◆ **Exercise directions**
All of the entries must be reproduced exactly, with no images carried over.
────────────────
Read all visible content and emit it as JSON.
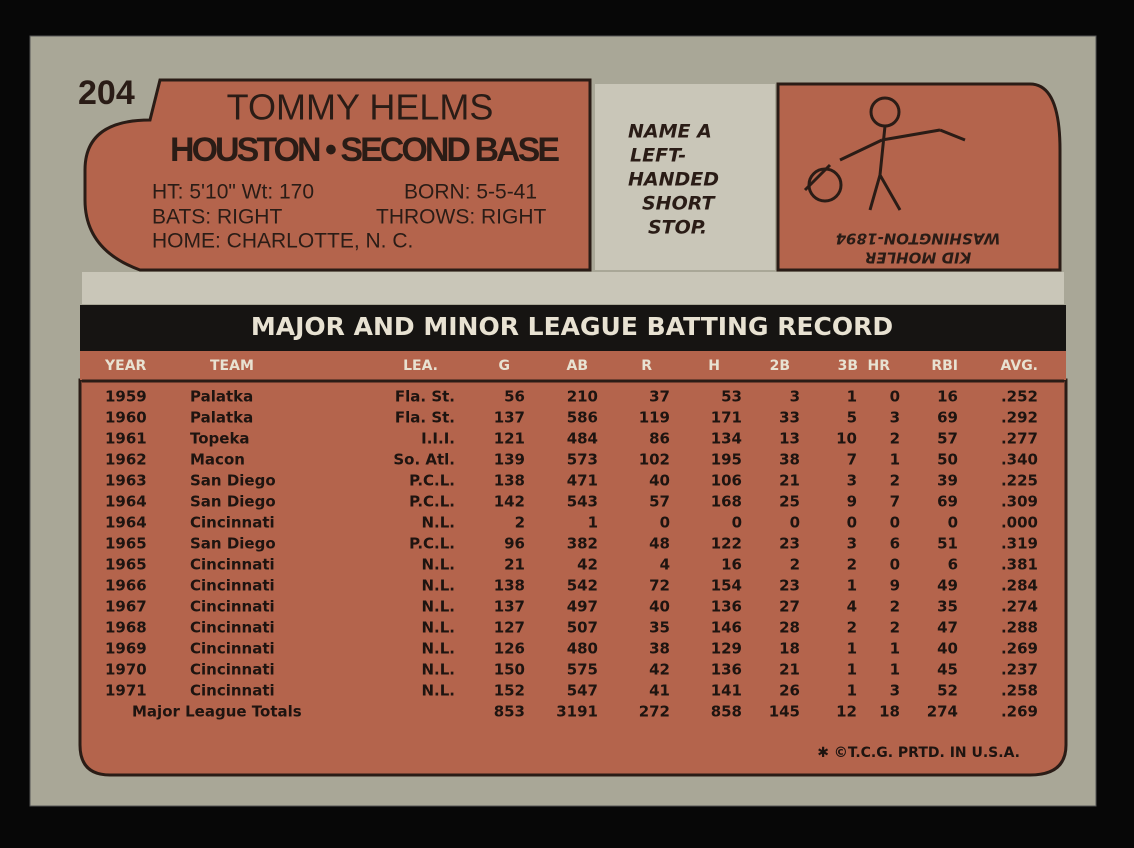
{
  "card": {
    "number": "204",
    "name": "TOMMY HELMS",
    "team_position": "HOUSTON • SECOND BASE",
    "bio": [
      "HT: 5'10\" Wt: 170",
      "BORN: 5-5-41",
      "BATS: RIGHT",
      "THROWS: RIGHT",
      "HOME: CHARLOTTE, N. C."
    ],
    "cartoon_question": [
      "NAME A",
      "LEFT-",
      "HANDED",
      "SHORT",
      "STOP."
    ],
    "cartoon_answer": [
      "KID MOHLER",
      "WASHINGTON-1894"
    ],
    "footer": "✱ ©T.C.G. PRTD. IN U.S.A."
  },
  "table": {
    "title": "MAJOR AND MINOR LEAGUE BATTING RECORD",
    "columns": [
      "YEAR",
      "TEAM",
      "LEA.",
      "G",
      "AB",
      "R",
      "H",
      "2B",
      "3B",
      "HR",
      "RBI",
      "AVG."
    ],
    "rows": [
      [
        "1959",
        "Palatka",
        "Fla. St.",
        "56",
        "210",
        "37",
        "53",
        "3",
        "1",
        "0",
        "16",
        ".252"
      ],
      [
        "1960",
        "Palatka",
        "Fla. St.",
        "137",
        "586",
        "119",
        "171",
        "33",
        "5",
        "3",
        "69",
        ".292"
      ],
      [
        "1961",
        "Topeka",
        "I.I.I.",
        "121",
        "484",
        "86",
        "134",
        "13",
        "10",
        "2",
        "57",
        ".277"
      ],
      [
        "1962",
        "Macon",
        "So. Atl.",
        "139",
        "573",
        "102",
        "195",
        "38",
        "7",
        "1",
        "50",
        ".340"
      ],
      [
        "1963",
        "San Diego",
        "P.C.L.",
        "138",
        "471",
        "40",
        "106",
        "21",
        "3",
        "2",
        "39",
        ".225"
      ],
      [
        "1964",
        "San Diego",
        "P.C.L.",
        "142",
        "543",
        "57",
        "168",
        "25",
        "9",
        "7",
        "69",
        ".309"
      ],
      [
        "1964",
        "Cincinnati",
        "N.L.",
        "2",
        "1",
        "0",
        "0",
        "0",
        "0",
        "0",
        "0",
        ".000"
      ],
      [
        "1965",
        "San Diego",
        "P.C.L.",
        "96",
        "382",
        "48",
        "122",
        "23",
        "3",
        "6",
        "51",
        ".319"
      ],
      [
        "1965",
        "Cincinnati",
        "N.L.",
        "21",
        "42",
        "4",
        "16",
        "2",
        "2",
        "0",
        "6",
        ".381"
      ],
      [
        "1966",
        "Cincinnati",
        "N.L.",
        "138",
        "542",
        "72",
        "154",
        "23",
        "1",
        "9",
        "49",
        ".284"
      ],
      [
        "1967",
        "Cincinnati",
        "N.L.",
        "137",
        "497",
        "40",
        "136",
        "27",
        "4",
        "2",
        "35",
        ".274"
      ],
      [
        "1968",
        "Cincinnati",
        "N.L.",
        "127",
        "507",
        "35",
        "146",
        "28",
        "2",
        "2",
        "47",
        ".288"
      ],
      [
        "1969",
        "Cincinnati",
        "N.L.",
        "126",
        "480",
        "38",
        "129",
        "18",
        "1",
        "1",
        "40",
        ".269"
      ],
      [
        "1970",
        "Cincinnati",
        "N.L.",
        "150",
        "575",
        "42",
        "136",
        "21",
        "1",
        "1",
        "45",
        ".237"
      ],
      [
        "1971",
        "Cincinnati",
        "N.L.",
        "152",
        "547",
        "41",
        "141",
        "26",
        "1",
        "3",
        "52",
        ".258"
      ]
    ],
    "totals": {
      "label": "Major League Totals",
      "values": [
        "853",
        "3191",
        "272",
        "858",
        "145",
        "12",
        "18",
        "274",
        ".269"
      ]
    }
  }
}
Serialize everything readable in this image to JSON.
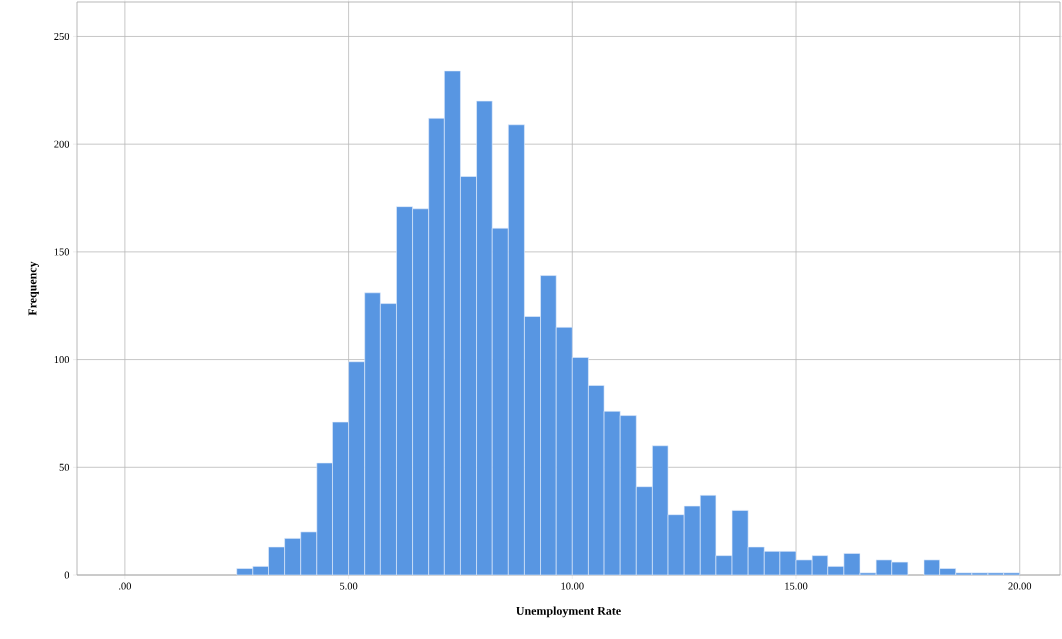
{
  "chart_data": {
    "type": "histogram",
    "xlabel": "Unemployment Rate",
    "ylabel": "Frequency",
    "color": "#5896e2",
    "bins": [
      2.5,
      2.86,
      3.21,
      3.57,
      3.93,
      4.29,
      4.64,
      5,
      5.36,
      5.71,
      6.07,
      6.43,
      6.79,
      7.14,
      7.5,
      7.86,
      8.21,
      8.57,
      8.93,
      9.29,
      9.64,
      10,
      10.36,
      10.71,
      11.07,
      11.43,
      11.79,
      12.14,
      12.5,
      12.86,
      13.21,
      13.57,
      13.93,
      14.29,
      14.64,
      15,
      15.36,
      15.71,
      16.07,
      16.43,
      16.79,
      17.14,
      17.5,
      17.86,
      18.21,
      18.57,
      18.93,
      19.29,
      19.64,
      20
    ],
    "values": [
      3,
      4,
      13,
      17,
      20,
      52,
      71,
      99,
      131,
      126,
      171,
      170,
      212,
      234,
      185,
      220,
      161,
      209,
      120,
      139,
      115,
      101,
      88,
      76,
      74,
      41,
      60,
      28,
      32,
      37,
      9,
      30,
      13,
      11,
      11,
      7,
      9,
      4,
      10,
      1,
      7,
      6,
      0,
      7,
      3,
      1,
      1,
      1,
      1
    ],
    "xlim": [
      -1.07,
      20.9
    ],
    "ylim": [
      0,
      266
    ],
    "xticks": [
      {
        "value": 0,
        "label": ".00"
      },
      {
        "value": 5,
        "label": "5.00"
      },
      {
        "value": 10,
        "label": "10.00"
      },
      {
        "value": 15,
        "label": "15.00"
      },
      {
        "value": 20,
        "label": "20.00"
      }
    ],
    "yticks": [
      0,
      50,
      100,
      150,
      200,
      250
    ],
    "grid": true
  }
}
────────────────
◆ **Written response**
Read all visible content and emit it as JSON.
{
  "card": {
    "number": "204",
    "name": "TOMMY HELMS",
    "team_position": "HOUSTON • SECOND BASE",
    "bio": [
      "HT: 5'10\" Wt: 170",
      "BORN: 5-5-41",
      "BATS: RIGHT",
      "THROWS: RIGHT",
      "HOME: CHARLOTTE, N. C."
    ],
    "cartoon_question": [
      "NAME A",
      "LEFT-",
      "HANDED",
      "SHORT",
      "STOP."
    ],
    "cartoon_answer": [
      "KID MOHLER",
      "WASHINGTON-1894"
    ],
    "footer": "✱ ©T.C.G. PRTD. IN U.S.A."
  },
  "table": {
    "title": "MAJOR AND MINOR LEAGUE BATTING RECORD",
    "columns": [
      "YEAR",
      "TEAM",
      "LEA.",
      "G",
      "AB",
      "R",
      "H",
      "2B",
      "3B",
      "HR",
      "RBI",
      "AVG."
    ],
    "rows": [
      [
        "1959",
        "Palatka",
        "Fla. St.",
        "56",
        "210",
        "37",
        "53",
        "3",
        "1",
        "0",
        "16",
        ".252"
      ],
      [
        "1960",
        "Palatka",
        "Fla. St.",
        "137",
        "586",
        "119",
        "171",
        "33",
        "5",
        "3",
        "69",
        ".292"
      ],
      [
        "1961",
        "Topeka",
        "I.I.I.",
        "121",
        "484",
        "86",
        "134",
        "13",
        "10",
        "2",
        "57",
        ".277"
      ],
      [
        "1962",
        "Macon",
        "So. Atl.",
        "139",
        "573",
        "102",
        "195",
        "38",
        "7",
        "1",
        "50",
        ".340"
      ],
      [
        "1963",
        "San Diego",
        "P.C.L.",
        "138",
        "471",
        "40",
        "106",
        "21",
        "3",
        "2",
        "39",
        ".225"
      ],
      [
        "1964",
        "San Diego",
        "P.C.L.",
        "142",
        "543",
        "57",
        "168",
        "25",
        "9",
        "7",
        "69",
        ".309"
      ],
      [
        "1964",
        "Cincinnati",
        "N.L.",
        "2",
        "1",
        "0",
        "0",
        "0",
        "0",
        "0",
        "0",
        ".000"
      ],
      [
        "1965",
        "San Diego",
        "P.C.L.",
        "96",
        "382",
        "48",
        "122",
        "23",
        "3",
        "6",
        "51",
        ".319"
      ],
      [
        "1965",
        "Cincinnati",
        "N.L.",
        "21",
        "42",
        "4",
        "16",
        "2",
        "2",
        "0",
        "6",
        ".381"
      ],
      [
        "1966",
        "Cincinnati",
        "N.L.",
        "138",
        "542",
        "72",
        "154",
        "23",
        "1",
        "9",
        "49",
        ".284"
      ],
      [
        "1967",
        "Cincinnati",
        "N.L.",
        "137",
        "497",
        "40",
        "136",
        "27",
        "4",
        "2",
        "35",
        ".274"
      ],
      [
        "1968",
        "Cincinnati",
        "N.L.",
        "127",
        "507",
        "35",
        "146",
        "28",
        "2",
        "2",
        "47",
        ".288"
      ],
      [
        "1969",
        "Cincinnati",
        "N.L.",
        "126",
        "480",
        "38",
        "129",
        "18",
        "1",
        "1",
        "40",
        ".269"
      ],
      [
        "1970",
        "Cincinnati",
        "N.L.",
        "150",
        "575",
        "42",
        "136",
        "21",
        "1",
        "1",
        "45",
        ".237"
      ],
      [
        "1971",
        "Cincinnati",
        "N.L.",
        "152",
        "547",
        "41",
        "141",
        "26",
        "1",
        "3",
        "52",
        ".258"
      ]
    ],
    "totals": {
      "label": "Major League Totals",
      "values": [
        "853",
        "3191",
        "272",
        "858",
        "145",
        "12",
        "18",
        "274",
        ".269"
      ]
    }
  }
}
Serialize everything readable in this image to JSON.
{
  "chart_data": {
    "type": "histogram",
    "xlabel": "Unemployment Rate",
    "ylabel": "Frequency",
    "color": "#5896e2",
    "bins": [
      2.5,
      2.86,
      3.21,
      3.57,
      3.93,
      4.29,
      4.64,
      5,
      5.36,
      5.71,
      6.07,
      6.43,
      6.79,
      7.14,
      7.5,
      7.86,
      8.21,
      8.57,
      8.93,
      9.29,
      9.64,
      10,
      10.36,
      10.71,
      11.07,
      11.43,
      11.79,
      12.14,
      12.5,
      12.86,
      13.21,
      13.57,
      13.93,
      14.29,
      14.64,
      15,
      15.36,
      15.71,
      16.07,
      16.43,
      16.79,
      17.14,
      17.5,
      17.86,
      18.21,
      18.57,
      18.93,
      19.29,
      19.64,
      20
    ],
    "values": [
      3,
      4,
      13,
      17,
      20,
      52,
      71,
      99,
      131,
      126,
      171,
      170,
      212,
      234,
      185,
      220,
      161,
      209,
      120,
      139,
      115,
      101,
      88,
      76,
      74,
      41,
      60,
      28,
      32,
      37,
      9,
      30,
      13,
      11,
      11,
      7,
      9,
      4,
      10,
      1,
      7,
      6,
      0,
      7,
      3,
      1,
      1,
      1,
      1
    ],
    "xlim": [
      -1.07,
      20.9
    ],
    "ylim": [
      0,
      266
    ],
    "xticks": [
      {
        "value": 0,
        "label": ".00"
      },
      {
        "value": 5,
        "label": "5.00"
      },
      {
        "value": 10,
        "label": "10.00"
      },
      {
        "value": 15,
        "label": "15.00"
      },
      {
        "value": 20,
        "label": "20.00"
      }
    ],
    "yticks": [
      0,
      50,
      100,
      150,
      200,
      250
    ],
    "grid": true
  }
}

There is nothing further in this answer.